**Aim of the task**
Leave the pictures out and print every record below exactly as it stands.

**Data rows**

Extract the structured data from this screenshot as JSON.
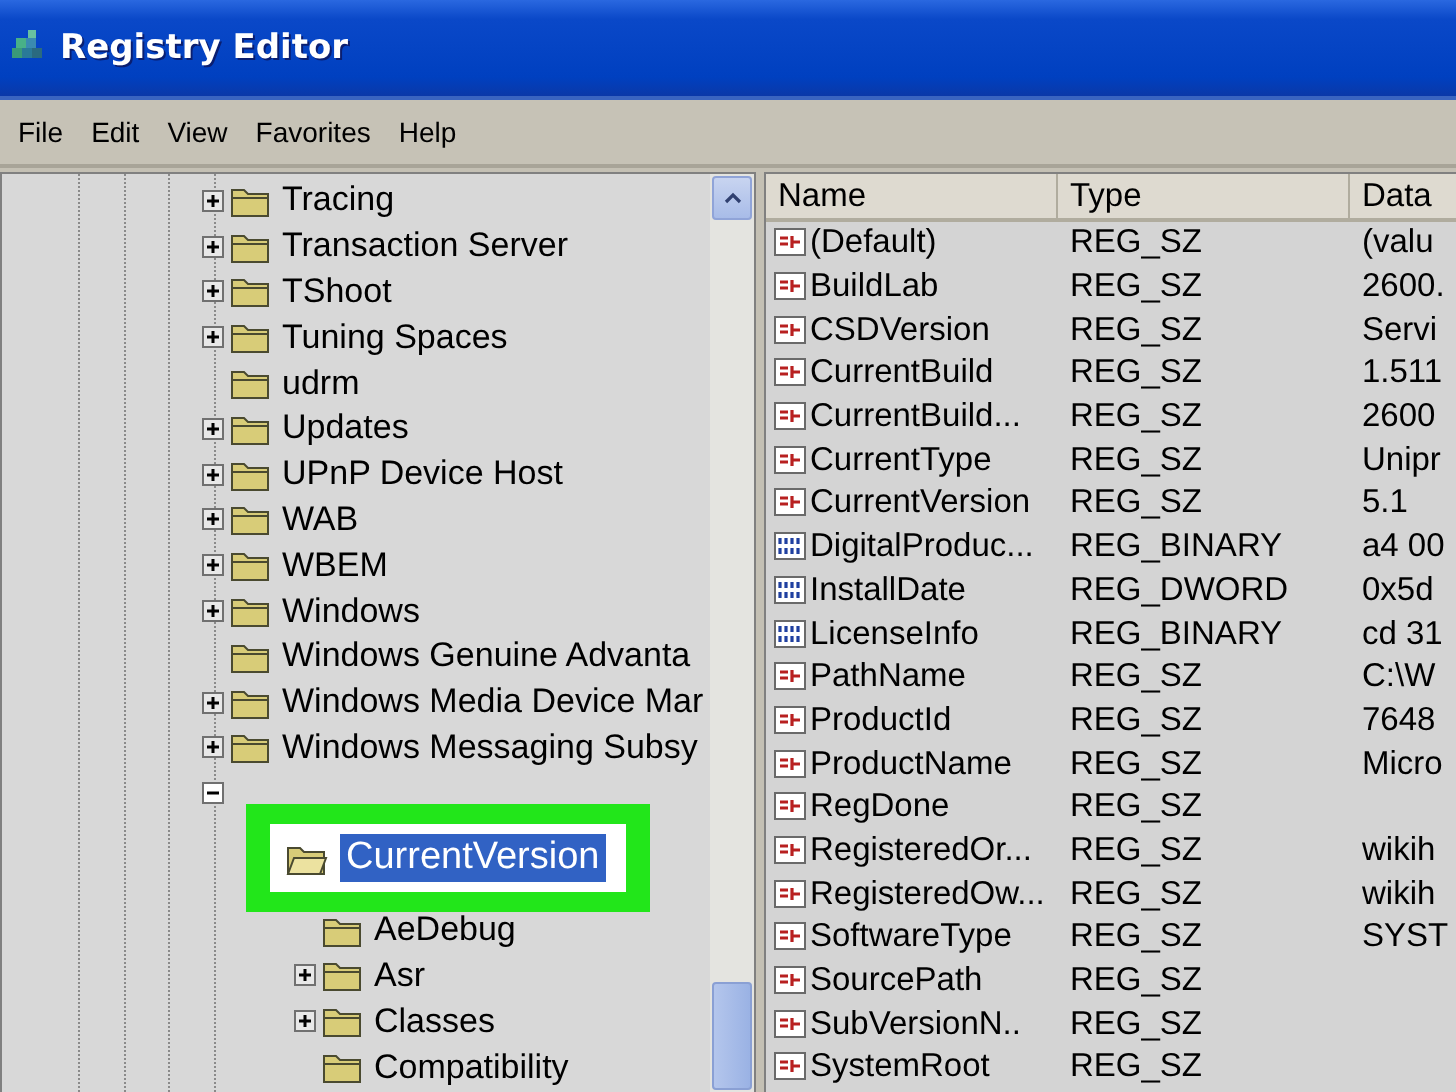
{
  "window": {
    "title": "Registry Editor"
  },
  "menu": [
    "File",
    "Edit",
    "View",
    "Favorites",
    "Help"
  ],
  "tree": {
    "items": [
      {
        "label": "Tracing",
        "expanded": false,
        "selected": false
      },
      {
        "label": "Transaction Server",
        "expanded": false,
        "selected": false
      },
      {
        "label": "TShoot",
        "expanded": false,
        "selected": false
      },
      {
        "label": "Tuning Spaces",
        "expanded": false,
        "selected": false
      },
      {
        "label": "udrm",
        "selected": false
      },
      {
        "label": "Updates",
        "expanded": false,
        "selected": false
      },
      {
        "label": "UPnP Device Host",
        "expanded": false,
        "selected": false
      },
      {
        "label": "WAB",
        "expanded": false,
        "selected": false
      },
      {
        "label": "WBEM",
        "expanded": false,
        "selected": false
      },
      {
        "label": "Windows",
        "expanded": false,
        "selected": false
      },
      {
        "label": "Windows Genuine Advanta",
        "selected": false
      },
      {
        "label": "Windows Media Device Mar",
        "expanded": false,
        "selected": false
      },
      {
        "label": "Windows Messaging Subsy",
        "expanded": false,
        "selected": false
      },
      {
        "expanded": true,
        "selected": false,
        "children": [
          {
            "label": "CurrentVersion",
            "expanded": true,
            "selected": true,
            "children": [
              {
                "label": "AeDebug",
                "selected": false
              },
              {
                "label": "Asr",
                "expanded": false,
                "selected": false
              },
              {
                "label": "Classes",
                "expanded": false,
                "selected": false
              },
              {
                "label": "Compatibility",
                "selected": false
              }
            ]
          }
        ]
      }
    ]
  },
  "values": {
    "columns": [
      "Name",
      "Type",
      "Data"
    ],
    "rows": [
      {
        "kind": "string",
        "name": "(Default)",
        "type": "REG_SZ",
        "data": "(valu"
      },
      {
        "kind": "string",
        "name": "BuildLab",
        "type": "REG_SZ",
        "data": "2600."
      },
      {
        "kind": "string",
        "name": "CSDVersion",
        "type": "REG_SZ",
        "data": "Servi"
      },
      {
        "kind": "string",
        "name": "CurrentBuild",
        "type": "REG_SZ",
        "data": "1.511"
      },
      {
        "kind": "string",
        "name": "CurrentBuild...",
        "type": "REG_SZ",
        "data": "2600"
      },
      {
        "kind": "string",
        "name": "CurrentType",
        "type": "REG_SZ",
        "data": "Unipr"
      },
      {
        "kind": "string",
        "name": "CurrentVersion",
        "type": "REG_SZ",
        "data": "5.1"
      },
      {
        "kind": "binary",
        "name": "DigitalProduc...",
        "type": "REG_BINARY",
        "data": "a4 00"
      },
      {
        "kind": "binary",
        "name": "InstallDate",
        "type": "REG_DWORD",
        "data": "0x5d"
      },
      {
        "kind": "binary",
        "name": "LicenseInfo",
        "type": "REG_BINARY",
        "data": "cd 31"
      },
      {
        "kind": "string",
        "name": "PathName",
        "type": "REG_SZ",
        "data": "C:\\W"
      },
      {
        "kind": "string",
        "name": "ProductId",
        "type": "REG_SZ",
        "data": "7648"
      },
      {
        "kind": "string",
        "name": "ProductName",
        "type": "REG_SZ",
        "data": "Micro"
      },
      {
        "kind": "string",
        "name": "RegDone",
        "type": "REG_SZ"
      },
      {
        "kind": "string",
        "name": "RegisteredOr...",
        "type": "REG_SZ",
        "data": "wikih"
      },
      {
        "kind": "string",
        "name": "RegisteredOw...",
        "type": "REG_SZ",
        "data": "wikih"
      },
      {
        "kind": "string",
        "name": "SoftwareType",
        "type": "REG_SZ",
        "data": "SYST"
      },
      {
        "kind": "string",
        "name": "SourcePath",
        "type": "REG_SZ"
      },
      {
        "kind": "string",
        "name": "SubVersionN..",
        "type": "REG_SZ"
      },
      {
        "kind": "string",
        "name": "SystemRoot",
        "type": "REG_SZ"
      }
    ]
  }
}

**Response**
Extract the structured data from this screenshot as JSON.
{
  "window": {
    "title": "Registry Editor"
  },
  "menu": [
    "File",
    "Edit",
    "View",
    "Favorites",
    "Help"
  ],
  "tree": {
    "items": [
      {
        "label": "Tracing",
        "expanded": false,
        "selected": false
      },
      {
        "label": "Transaction Server",
        "expanded": false,
        "selected": false
      },
      {
        "label": "TShoot",
        "expanded": false,
        "selected": false
      },
      {
        "label": "Tuning Spaces",
        "expanded": false,
        "selected": false
      },
      {
        "label": "udrm",
        "selected": false
      },
      {
        "label": "Updates",
        "expanded": false,
        "selected": false
      },
      {
        "label": "UPnP Device Host",
        "expanded": false,
        "selected": false
      },
      {
        "label": "WAB",
        "expanded": false,
        "selected": false
      },
      {
        "label": "WBEM",
        "expanded": false,
        "selected": false
      },
      {
        "label": "Windows",
        "expanded": false,
        "selected": false
      },
      {
        "label": "Windows Genuine Advanta",
        "selected": false
      },
      {
        "label": "Windows Media Device Mar",
        "expanded": false,
        "selected": false
      },
      {
        "label": "Windows Messaging Subsy",
        "expanded": false,
        "selected": false
      },
      {
        "expanded": true,
        "selected": false,
        "children": [
          {
            "label": "CurrentVersion",
            "expanded": true,
            "selected": true,
            "children": [
              {
                "label": "AeDebug",
                "selected": false
              },
              {
                "label": "Asr",
                "expanded": false,
                "selected": false
              },
              {
                "label": "Classes",
                "expanded": false,
                "selected": false
              },
              {
                "label": "Compatibility",
                "selected": false
              }
            ]
          }
        ]
      }
    ]
  },
  "values": {
    "columns": [
      "Name",
      "Type",
      "Data"
    ],
    "rows": [
      {
        "kind": "string",
        "name": "(Default)",
        "type": "REG_SZ",
        "data": "(valu"
      },
      {
        "kind": "string",
        "name": "BuildLab",
        "type": "REG_SZ",
        "data": "2600."
      },
      {
        "kind": "string",
        "name": "CSDVersion",
        "type": "REG_SZ",
        "data": "Servi"
      },
      {
        "kind": "string",
        "name": "CurrentBuild",
        "type": "REG_SZ",
        "data": "1.511"
      },
      {
        "kind": "string",
        "name": "CurrentBuild...",
        "type": "REG_SZ",
        "data": "2600"
      },
      {
        "kind": "string",
        "name": "CurrentType",
        "type": "REG_SZ",
        "data": "Unipr"
      },
      {
        "kind": "string",
        "name": "CurrentVersion",
        "type": "REG_SZ",
        "data": "5.1"
      },
      {
        "kind": "binary",
        "name": "DigitalProduc...",
        "type": "REG_BINARY",
        "data": "a4 00"
      },
      {
        "kind": "binary",
        "name": "InstallDate",
        "type": "REG_DWORD",
        "data": "0x5d"
      },
      {
        "kind": "binary",
        "name": "LicenseInfo",
        "type": "REG_BINARY",
        "data": "cd 31"
      },
      {
        "kind": "string",
        "name": "PathName",
        "type": "REG_SZ",
        "data": "C:\\W"
      },
      {
        "kind": "string",
        "name": "ProductId",
        "type": "REG_SZ",
        "data": "7648"
      },
      {
        "kind": "string",
        "name": "ProductName",
        "type": "REG_SZ",
        "data": "Micro"
      },
      {
        "kind": "string",
        "name": "RegDone",
        "type": "REG_SZ"
      },
      {
        "kind": "string",
        "name": "RegisteredOr...",
        "type": "REG_SZ",
        "data": "wikih"
      },
      {
        "kind": "string",
        "name": "RegisteredOw...",
        "type": "REG_SZ",
        "data": "wikih"
      },
      {
        "kind": "string",
        "name": "SoftwareType",
        "type": "REG_SZ",
        "data": "SYST"
      },
      {
        "kind": "string",
        "name": "SourcePath",
        "type": "REG_SZ"
      },
      {
        "kind": "string",
        "name": "SubVersionN..",
        "type": "REG_SZ"
      },
      {
        "kind": "string",
        "name": "SystemRoot",
        "type": "REG_SZ"
      }
    ]
  }
}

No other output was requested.